**Provided information**

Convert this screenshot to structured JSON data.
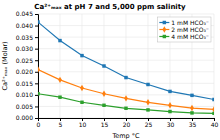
{
  "chart_data": {
    "type": "line",
    "title": "Ca²⁺ₘₐₓ at pH 7 and 5,000 ppm salinity",
    "xlabel": "Temp °C",
    "ylabel": "Ca²⁺ₘₐₓ (Molar)",
    "x": [
      0,
      5,
      10,
      15,
      20,
      25,
      30,
      35,
      40
    ],
    "series": [
      {
        "name": "1 mM HCO₃⁻",
        "marker": "square",
        "values": [
          0.0415,
          0.0335,
          0.027,
          0.0225,
          0.0175,
          0.0145,
          0.0115,
          0.0098,
          0.008
        ]
      },
      {
        "name": "2 mM HCO₃⁻",
        "marker": "diamond",
        "values": [
          0.021,
          0.0165,
          0.013,
          0.0105,
          0.0085,
          0.0068,
          0.0055,
          0.0043,
          0.0037
        ]
      },
      {
        "name": "4 mM HCO₃⁻",
        "marker": "square",
        "values": [
          0.0105,
          0.009,
          0.0068,
          0.0055,
          0.0042,
          0.0035,
          0.0028,
          0.0022,
          0.002
        ]
      }
    ],
    "xlim": [
      0,
      40
    ],
    "xticks": [
      0,
      5,
      10,
      15,
      20,
      25,
      30,
      35,
      40
    ],
    "ylim": [
      0,
      0.045
    ],
    "yticks": [
      {
        "value": 0,
        "label": "0.000"
      },
      {
        "value": 0.005,
        "label": "0.005"
      },
      {
        "value": 0.01,
        "label": "0.010"
      },
      {
        "value": 0.015,
        "label": "0.015"
      },
      {
        "value": 0.02,
        "label": "0.020"
      },
      {
        "value": 0.025,
        "label": "0.025"
      },
      {
        "value": 0.03,
        "label": "0.030"
      },
      {
        "value": 0.035,
        "label": "0.035"
      },
      {
        "value": 0.04,
        "label": "0.040"
      },
      {
        "value": 0.045,
        "label": "0.045"
      }
    ],
    "grid": true,
    "legend": "upper right"
  }
}
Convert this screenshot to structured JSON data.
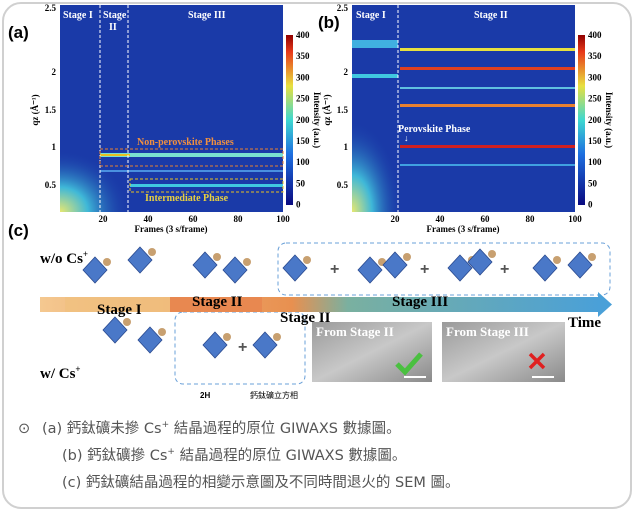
{
  "axes": {
    "y_label": "qz (Å⁻¹)",
    "x_label": "Frames (3 s/frame)",
    "colorbar_label": "Intensity (a.u.)",
    "yticks": [
      "2.5",
      "2",
      "1.5",
      "1",
      "0.5"
    ],
    "xticks": [
      "20",
      "40",
      "60",
      "80",
      "100"
    ],
    "colorbar_ticks": [
      "400",
      "350",
      "300",
      "250",
      "200",
      "150",
      "100",
      "50",
      "0"
    ]
  },
  "panel_a": {
    "label": "(a)",
    "stages": [
      "Stage I",
      "Stage",
      "II",
      "Stage III"
    ],
    "annotations": [
      "Non-perovskite Phases",
      "Intermediate Phase"
    ]
  },
  "panel_b": {
    "label": "(b)",
    "stages": [
      "Stage I",
      "Stage II"
    ],
    "annotation": "Perovskite Phase"
  },
  "panel_c": {
    "label": "(c)",
    "without": [
      "w/o Cs",
      "+"
    ],
    "with": [
      "w/ Cs",
      "+"
    ],
    "stages": [
      "Stage I",
      "Stage II",
      "Stage III",
      "Stage II"
    ],
    "time": "Time",
    "sem": [
      "From Stage II",
      "From Stage III"
    ],
    "phase_labels": [
      "2H",
      "鈣鈦礦立方相"
    ]
  },
  "caption": {
    "symbol": "⊙",
    "lines": [
      [
        "(a) 鈣鈦礦未摻 Cs",
        "+",
        " 結晶過程的原位 GIWAXS 數據圖。"
      ],
      [
        "(b) 鈣鈦礦摻 Cs",
        "+",
        " 結晶過程的原位 GIWAXS 數據圖。"
      ],
      [
        "(c) 鈣鈦礦結晶過程的相變示意圖及不同時間退火的 SEM 圖。"
      ]
    ]
  }
}
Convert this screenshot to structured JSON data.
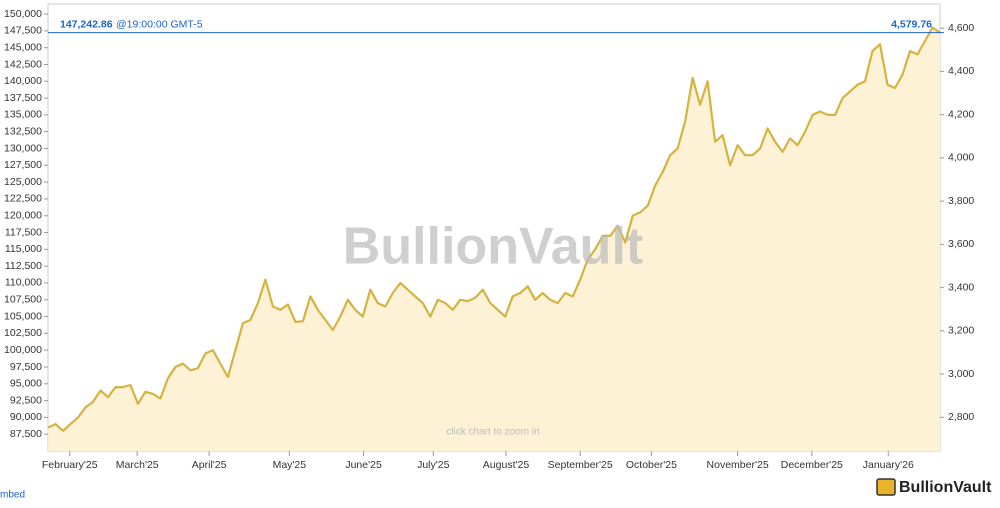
{
  "chart_data": {
    "type": "area",
    "watermark": "BullionVault",
    "zoom_hint": "click chart to zoom in",
    "embed_link": "mbed",
    "logo": "BullionVault",
    "current": {
      "value": 147242.86,
      "label": "147,242.86",
      "time": "@19:00:00 GMT-5",
      "value2": 4579.76,
      "label2": "4,579.76"
    },
    "series": [
      {
        "color": "#d6b23e",
        "fill": "#fdf1d2",
        "values": [
          88500,
          89000,
          88000,
          89000,
          90000,
          91500,
          92300,
          94000,
          93000,
          94500,
          94500,
          94800,
          92000,
          93800,
          93500,
          92800,
          95800,
          97500,
          98000,
          97000,
          97300,
          99500,
          100000,
          98000,
          96000,
          100000,
          104000,
          104500,
          107000,
          110500,
          106500,
          106000,
          106800,
          104200,
          104300,
          108000,
          106000,
          104500,
          103000,
          105000,
          107500,
          106000,
          105000,
          109000,
          107000,
          106500,
          108500,
          110000,
          109000,
          108000,
          107000,
          105000,
          107500,
          107000,
          106000,
          107500,
          107300,
          107800,
          109000,
          107000,
          106000,
          105000,
          108000,
          108500,
          109500,
          107500,
          108500,
          107500,
          107000,
          108500,
          108000,
          110500,
          113500,
          115000,
          117000,
          117000,
          118500,
          116000,
          120000,
          120500,
          121500,
          124500,
          126500,
          129000,
          130000,
          134000,
          140500,
          136500,
          140000,
          131000,
          132000,
          127500,
          130500,
          129000,
          129000,
          130000,
          133000,
          131000,
          129500,
          131500,
          130500,
          132500,
          135000,
          135500,
          135000,
          135000,
          137500,
          138500,
          139500,
          140000,
          144500,
          145500,
          139500,
          139000,
          141000,
          144500,
          144000,
          146000,
          148000,
          147242.86
        ]
      }
    ],
    "xlim": [
      0,
      119
    ],
    "xticks": [
      {
        "value": 2.9,
        "label": "February'25"
      },
      {
        "value": 11.9,
        "label": "March'25"
      },
      {
        "value": 21.5,
        "label": "April'25"
      },
      {
        "value": 32.2,
        "label": "May'25"
      },
      {
        "value": 42.1,
        "label": "June'25"
      },
      {
        "value": 51.4,
        "label": "July'25"
      },
      {
        "value": 61.1,
        "label": "August'25"
      },
      {
        "value": 71,
        "label": "September'25"
      },
      {
        "value": 80.5,
        "label": "October'25"
      },
      {
        "value": 92,
        "label": "November'25"
      },
      {
        "value": 101.9,
        "label": "December'25"
      },
      {
        "value": 112.1,
        "label": "January'26"
      }
    ],
    "ylim": [
      85000,
      151500
    ],
    "yticks": [
      {
        "value": 87500,
        "label": "87,500"
      },
      {
        "value": 90000,
        "label": "90,000"
      },
      {
        "value": 92500,
        "label": "92,500"
      },
      {
        "value": 95000,
        "label": "95,000"
      },
      {
        "value": 97500,
        "label": "97,500"
      },
      {
        "value": 100000,
        "label": "100,000"
      },
      {
        "value": 102500,
        "label": "102,500"
      },
      {
        "value": 105000,
        "label": "105,000"
      },
      {
        "value": 107500,
        "label": "107,500"
      },
      {
        "value": 110000,
        "label": "110,000"
      },
      {
        "value": 112500,
        "label": "112,500"
      },
      {
        "value": 115000,
        "label": "115,000"
      },
      {
        "value": 117500,
        "label": "117,500"
      },
      {
        "value": 120000,
        "label": "120,000"
      },
      {
        "value": 122500,
        "label": "122,500"
      },
      {
        "value": 125000,
        "label": "125,000"
      },
      {
        "value": 127500,
        "label": "127,500"
      },
      {
        "value": 130000,
        "label": "130,000"
      },
      {
        "value": 132500,
        "label": "132,500"
      },
      {
        "value": 135000,
        "label": "135,000"
      },
      {
        "value": 137500,
        "label": "137,500"
      },
      {
        "value": 140000,
        "label": "140,000"
      },
      {
        "value": 142500,
        "label": "142,500"
      },
      {
        "value": 145000,
        "label": "145,000"
      },
      {
        "value": 147500,
        "label": "147,500"
      },
      {
        "value": 150000,
        "label": "150,000"
      }
    ],
    "y2lim": [
      2644,
      4712
    ],
    "y2ticks": [
      {
        "value": 2800,
        "label": "2,800"
      },
      {
        "value": 3000,
        "label": "3,000"
      },
      {
        "value": 3200,
        "label": "3,200"
      },
      {
        "value": 3400,
        "label": "3,400"
      },
      {
        "value": 3600,
        "label": "3,600"
      },
      {
        "value": 3800,
        "label": "3,800"
      },
      {
        "value": 4000,
        "label": "4,000"
      },
      {
        "value": 4200,
        "label": "4,200"
      },
      {
        "value": 4400,
        "label": "4,400"
      },
      {
        "value": 4600,
        "label": "4,600"
      }
    ],
    "line_color": "#1a66cc"
  }
}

**Written exercise**
Using the records above, copy every line that has the word "name" in it.

**Response to the exercise**
        "name": "1 mM HCO₃⁻",
        "name": "2 mM HCO₃⁻",
        "name": "4 mM HCO₃⁻",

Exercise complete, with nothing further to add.